_REQUIRED WORK:_
Sift the material for lines containing "climatology", and return them.

_LISTED RECORDS:_
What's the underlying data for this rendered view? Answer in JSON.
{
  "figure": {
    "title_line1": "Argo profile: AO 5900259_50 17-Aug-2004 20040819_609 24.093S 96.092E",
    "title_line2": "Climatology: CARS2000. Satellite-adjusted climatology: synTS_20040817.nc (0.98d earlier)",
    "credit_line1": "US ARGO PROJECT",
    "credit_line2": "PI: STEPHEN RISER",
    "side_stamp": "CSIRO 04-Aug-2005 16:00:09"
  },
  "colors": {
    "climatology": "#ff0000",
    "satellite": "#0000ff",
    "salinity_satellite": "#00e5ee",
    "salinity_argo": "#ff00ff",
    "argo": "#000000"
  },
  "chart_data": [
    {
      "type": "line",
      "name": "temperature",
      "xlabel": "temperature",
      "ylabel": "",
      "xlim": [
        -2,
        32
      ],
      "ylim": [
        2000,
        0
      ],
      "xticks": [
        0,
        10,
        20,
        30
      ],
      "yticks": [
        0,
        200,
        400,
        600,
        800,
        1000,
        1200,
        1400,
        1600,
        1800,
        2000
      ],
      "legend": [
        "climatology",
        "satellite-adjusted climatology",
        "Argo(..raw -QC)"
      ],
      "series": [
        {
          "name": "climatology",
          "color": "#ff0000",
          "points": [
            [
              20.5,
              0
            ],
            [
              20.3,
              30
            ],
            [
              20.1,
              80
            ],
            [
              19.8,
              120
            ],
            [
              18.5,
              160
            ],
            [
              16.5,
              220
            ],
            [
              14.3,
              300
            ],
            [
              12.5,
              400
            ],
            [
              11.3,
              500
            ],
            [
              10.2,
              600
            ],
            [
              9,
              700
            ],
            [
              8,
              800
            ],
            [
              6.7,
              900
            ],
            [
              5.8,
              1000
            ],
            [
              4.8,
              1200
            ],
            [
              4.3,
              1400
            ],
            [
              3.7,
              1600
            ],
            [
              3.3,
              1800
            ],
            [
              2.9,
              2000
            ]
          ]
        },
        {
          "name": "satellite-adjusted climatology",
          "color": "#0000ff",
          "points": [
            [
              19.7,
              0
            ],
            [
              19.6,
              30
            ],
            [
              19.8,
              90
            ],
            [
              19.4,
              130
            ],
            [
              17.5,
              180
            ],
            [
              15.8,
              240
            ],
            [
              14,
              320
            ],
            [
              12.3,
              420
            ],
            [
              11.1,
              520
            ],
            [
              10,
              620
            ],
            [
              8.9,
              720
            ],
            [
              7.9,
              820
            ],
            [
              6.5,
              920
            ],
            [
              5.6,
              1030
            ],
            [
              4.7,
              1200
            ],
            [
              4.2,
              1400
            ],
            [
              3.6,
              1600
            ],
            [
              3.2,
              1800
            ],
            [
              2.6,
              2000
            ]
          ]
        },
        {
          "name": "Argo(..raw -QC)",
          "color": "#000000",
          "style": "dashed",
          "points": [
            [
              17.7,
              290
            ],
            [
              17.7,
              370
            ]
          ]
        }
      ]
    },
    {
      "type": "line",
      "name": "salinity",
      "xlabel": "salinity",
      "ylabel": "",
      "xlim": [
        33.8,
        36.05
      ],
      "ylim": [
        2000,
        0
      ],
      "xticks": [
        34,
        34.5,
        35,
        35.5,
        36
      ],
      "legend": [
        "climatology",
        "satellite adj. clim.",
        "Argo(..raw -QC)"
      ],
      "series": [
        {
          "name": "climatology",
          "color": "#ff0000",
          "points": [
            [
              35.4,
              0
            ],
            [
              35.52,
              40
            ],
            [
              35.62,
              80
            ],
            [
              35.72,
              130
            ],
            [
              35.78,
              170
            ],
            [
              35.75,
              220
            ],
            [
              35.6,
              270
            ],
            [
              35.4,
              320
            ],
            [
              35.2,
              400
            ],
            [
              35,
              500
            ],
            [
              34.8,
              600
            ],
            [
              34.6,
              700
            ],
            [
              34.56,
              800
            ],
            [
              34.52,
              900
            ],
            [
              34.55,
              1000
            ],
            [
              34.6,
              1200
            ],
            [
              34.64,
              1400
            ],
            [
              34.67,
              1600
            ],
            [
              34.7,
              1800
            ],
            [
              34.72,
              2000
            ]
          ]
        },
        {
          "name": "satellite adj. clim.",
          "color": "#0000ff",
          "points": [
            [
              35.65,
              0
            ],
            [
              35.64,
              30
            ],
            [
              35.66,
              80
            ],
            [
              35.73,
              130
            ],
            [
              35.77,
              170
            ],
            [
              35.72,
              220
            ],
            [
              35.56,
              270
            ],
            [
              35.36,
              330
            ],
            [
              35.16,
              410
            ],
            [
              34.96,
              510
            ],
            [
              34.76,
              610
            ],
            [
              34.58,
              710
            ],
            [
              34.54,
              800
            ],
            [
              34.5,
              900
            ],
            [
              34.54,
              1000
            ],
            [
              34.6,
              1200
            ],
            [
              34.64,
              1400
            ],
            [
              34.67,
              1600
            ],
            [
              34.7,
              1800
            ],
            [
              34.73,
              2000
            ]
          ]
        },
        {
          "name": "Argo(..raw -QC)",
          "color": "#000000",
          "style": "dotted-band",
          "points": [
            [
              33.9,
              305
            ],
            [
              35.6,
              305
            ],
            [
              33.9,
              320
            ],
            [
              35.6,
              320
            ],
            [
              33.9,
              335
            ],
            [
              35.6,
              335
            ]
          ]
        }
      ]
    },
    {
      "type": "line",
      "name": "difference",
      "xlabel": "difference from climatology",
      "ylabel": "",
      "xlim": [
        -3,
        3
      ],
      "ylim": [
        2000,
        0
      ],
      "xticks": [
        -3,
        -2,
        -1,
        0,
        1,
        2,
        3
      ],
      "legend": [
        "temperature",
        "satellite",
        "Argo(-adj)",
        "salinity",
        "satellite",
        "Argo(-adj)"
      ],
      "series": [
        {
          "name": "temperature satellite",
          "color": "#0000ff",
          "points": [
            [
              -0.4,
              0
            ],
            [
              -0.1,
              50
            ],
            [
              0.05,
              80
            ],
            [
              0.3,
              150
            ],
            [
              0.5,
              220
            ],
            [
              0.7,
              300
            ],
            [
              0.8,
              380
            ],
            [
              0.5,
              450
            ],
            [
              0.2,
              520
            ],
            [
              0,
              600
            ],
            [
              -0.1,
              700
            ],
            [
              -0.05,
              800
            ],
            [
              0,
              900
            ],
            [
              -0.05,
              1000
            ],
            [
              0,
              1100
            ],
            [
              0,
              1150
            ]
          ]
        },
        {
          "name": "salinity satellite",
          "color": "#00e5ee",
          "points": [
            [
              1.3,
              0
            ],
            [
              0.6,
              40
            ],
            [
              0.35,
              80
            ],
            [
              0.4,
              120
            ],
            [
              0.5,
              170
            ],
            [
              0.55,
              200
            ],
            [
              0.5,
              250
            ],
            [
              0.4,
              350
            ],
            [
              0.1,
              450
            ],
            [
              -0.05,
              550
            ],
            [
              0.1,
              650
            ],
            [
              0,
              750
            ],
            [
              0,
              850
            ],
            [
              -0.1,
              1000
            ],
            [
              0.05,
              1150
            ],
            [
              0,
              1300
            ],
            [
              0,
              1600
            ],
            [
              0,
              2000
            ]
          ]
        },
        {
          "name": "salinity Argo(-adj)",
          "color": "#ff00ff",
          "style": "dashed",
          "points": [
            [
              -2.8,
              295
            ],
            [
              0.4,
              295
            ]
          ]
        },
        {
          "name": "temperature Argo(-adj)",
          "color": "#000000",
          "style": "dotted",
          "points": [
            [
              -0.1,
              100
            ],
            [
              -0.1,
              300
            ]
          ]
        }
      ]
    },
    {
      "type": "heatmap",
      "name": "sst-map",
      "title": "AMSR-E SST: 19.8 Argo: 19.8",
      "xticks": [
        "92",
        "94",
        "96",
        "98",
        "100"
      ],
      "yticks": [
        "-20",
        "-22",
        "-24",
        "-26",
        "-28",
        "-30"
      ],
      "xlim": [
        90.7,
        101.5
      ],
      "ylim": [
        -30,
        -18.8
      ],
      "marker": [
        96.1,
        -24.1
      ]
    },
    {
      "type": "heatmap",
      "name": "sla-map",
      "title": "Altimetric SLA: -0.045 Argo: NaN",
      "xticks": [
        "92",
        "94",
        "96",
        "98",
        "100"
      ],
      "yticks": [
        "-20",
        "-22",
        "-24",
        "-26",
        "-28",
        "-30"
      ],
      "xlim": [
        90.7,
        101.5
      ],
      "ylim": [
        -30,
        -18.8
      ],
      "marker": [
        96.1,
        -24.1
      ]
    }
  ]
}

_EXPECTED OUTPUT:_
    "title_line2": "Climatology: CARS2000. Satellite-adjusted climatology: synTS_20040817.nc (0.98d earlier)",
    "climatology": "#ff0000",
        "climatology",
        "satellite-adjusted climatology",
          "name": "climatology",
          "name": "satellite-adjusted climatology",
        "climatology",
          "name": "climatology",
      "xlabel": "difference from climatology",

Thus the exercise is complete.